◆ **Data supplied**:
• • • • •

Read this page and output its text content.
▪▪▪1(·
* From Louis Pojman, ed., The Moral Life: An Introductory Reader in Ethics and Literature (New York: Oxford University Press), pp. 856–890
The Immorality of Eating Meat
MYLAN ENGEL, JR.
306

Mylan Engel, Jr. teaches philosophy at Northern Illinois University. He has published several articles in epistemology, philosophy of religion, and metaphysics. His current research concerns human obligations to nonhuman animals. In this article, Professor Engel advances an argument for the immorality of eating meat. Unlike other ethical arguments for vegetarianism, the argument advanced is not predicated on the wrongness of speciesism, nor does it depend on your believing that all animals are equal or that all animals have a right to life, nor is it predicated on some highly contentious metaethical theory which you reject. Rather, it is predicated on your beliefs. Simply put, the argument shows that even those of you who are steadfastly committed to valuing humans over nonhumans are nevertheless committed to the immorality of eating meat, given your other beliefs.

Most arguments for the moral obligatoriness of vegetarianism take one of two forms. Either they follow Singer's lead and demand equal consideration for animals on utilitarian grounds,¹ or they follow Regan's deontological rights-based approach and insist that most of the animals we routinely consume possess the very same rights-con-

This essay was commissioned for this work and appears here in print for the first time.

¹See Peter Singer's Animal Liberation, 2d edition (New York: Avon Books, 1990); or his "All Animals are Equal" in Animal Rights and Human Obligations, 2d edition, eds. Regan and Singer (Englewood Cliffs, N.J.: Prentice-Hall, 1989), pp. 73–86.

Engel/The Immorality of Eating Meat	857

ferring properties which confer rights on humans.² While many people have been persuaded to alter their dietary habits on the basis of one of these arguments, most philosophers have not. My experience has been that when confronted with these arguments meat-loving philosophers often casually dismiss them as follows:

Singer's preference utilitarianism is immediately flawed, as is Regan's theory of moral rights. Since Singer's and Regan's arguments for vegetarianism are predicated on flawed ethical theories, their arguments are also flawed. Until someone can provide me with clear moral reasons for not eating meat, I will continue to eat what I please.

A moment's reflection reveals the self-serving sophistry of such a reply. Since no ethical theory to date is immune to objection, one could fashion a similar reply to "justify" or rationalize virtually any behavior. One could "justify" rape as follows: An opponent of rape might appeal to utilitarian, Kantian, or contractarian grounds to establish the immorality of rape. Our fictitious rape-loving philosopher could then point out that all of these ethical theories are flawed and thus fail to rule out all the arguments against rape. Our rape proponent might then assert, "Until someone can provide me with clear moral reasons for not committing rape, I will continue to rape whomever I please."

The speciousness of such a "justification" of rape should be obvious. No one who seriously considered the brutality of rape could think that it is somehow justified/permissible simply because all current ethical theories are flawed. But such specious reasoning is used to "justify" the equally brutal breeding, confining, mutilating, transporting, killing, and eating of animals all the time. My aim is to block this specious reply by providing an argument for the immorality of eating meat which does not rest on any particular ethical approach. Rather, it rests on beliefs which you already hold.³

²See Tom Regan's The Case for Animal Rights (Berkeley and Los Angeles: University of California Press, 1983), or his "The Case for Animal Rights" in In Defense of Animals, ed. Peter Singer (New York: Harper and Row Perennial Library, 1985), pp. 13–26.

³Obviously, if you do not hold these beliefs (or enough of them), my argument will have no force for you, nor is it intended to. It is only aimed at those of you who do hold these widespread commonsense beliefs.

• • • • •

◆ **Short problem**: Extract the listing in its entirety, matching it exactly.

◆ **Exercise solution**:
Read this page and output its text content.
▪▪▪1(·
* From Louis Pojman, ed., The Moral Life: An Introductory Reader in Ethics and Literature (New York: Oxford University Press), pp. 856–890
The Immorality of Eating Meat
MYLAN ENGEL, JR.
306

Mylan Engel, Jr. teaches philosophy at Northern Illinois University. He has published several articles in epistemology, philosophy of religion, and metaphysics. His current research concerns human obligations to nonhuman animals. In this article, Professor Engel advances an argument for the immorality of eating meat. Unlike other ethical arguments for vegetarianism, the argument advanced is not predicated on the wrongness of speciesism, nor does it depend on your believing that all animals are equal or that all animals have a right to life, nor is it predicated on some highly contentious metaethical theory which you reject. Rather, it is predicated on your beliefs. Simply put, the argument shows that even those of you who are steadfastly committed to valuing humans over nonhumans are nevertheless committed to the immorality of eating meat, given your other beliefs.

Most arguments for the moral obligatoriness of vegetarianism take one of two forms. Either they follow Singer's lead and demand equal consideration for animals on utilitarian grounds,¹ or they follow Regan's deontological rights-based approach and insist that most of the animals we routinely consume possess the very same rights-con-

This essay was commissioned for this work and appears here in print for the first time.

¹See Peter Singer's Animal Liberation, 2d edition (New York: Avon Books, 1990); or his "All Animals are Equal" in Animal Rights and Human Obligations, 2d edition, eds. Regan and Singer (Englewood Cliffs, N.J.: Prentice-Hall, 1989), pp. 73–86.

Engel/The Immorality of Eating Meat	857

ferring properties which confer rights on humans.² While many people have been persuaded to alter their dietary habits on the basis of one of these arguments, most philosophers have not. My experience has been that when confronted with these arguments meat-loving philosophers often casually dismiss them as follows:

Singer's preference utilitarianism is immediately flawed, as is Regan's theory of moral rights. Since Singer's and Regan's arguments for vegetarianism are predicated on flawed ethical theories, their arguments are also flawed. Until someone can provide me with clear moral reasons for not eating meat, I will continue to eat what I please.

A moment's reflection reveals the self-serving sophistry of such a reply. Since no ethical theory to date is immune to objection, one could fashion a similar reply to "justify" or rationalize virtually any behavior. One could "justify" rape as follows: An opponent of rape might appeal to utilitarian, Kantian, or contractarian grounds to establish the immorality of rape. Our fictitious rape-loving philosopher could then point out that all of these ethical theories are flawed and thus fail to rule out all the arguments against rape. Our rape proponent might then assert, "Until someone can provide me with clear moral reasons for not committing rape, I will continue to rape whomever I please."

The speciousness of such a "justification" of rape should be obvious. No one who seriously considered the brutality of rape could think that it is somehow justified/permissible simply because all current ethical theories are flawed. But such specious reasoning is used to "justify" the equally brutal breeding, confining, mutilating, transporting, killing, and eating of animals all the time. My aim is to block this specious reply by providing an argument for the immorality of eating meat which does not rest on any particular ethical approach. Rather, it rests on beliefs which you already hold.³

²See Tom Regan's The Case for Animal Rights (Berkeley and Los Angeles: University of California Press, 1983), or his "The Case for Animal Rights" in In Defense of Animals, ed. Peter Singer (New York: Harper and Row Perennial Library, 1985), pp. 13–26.

³Obviously, if you do not hold these beliefs (or enough of them), my argument will have no force for you, nor is it intended to. It is only aimed at those of you who do hold these widespread commonsense beliefs.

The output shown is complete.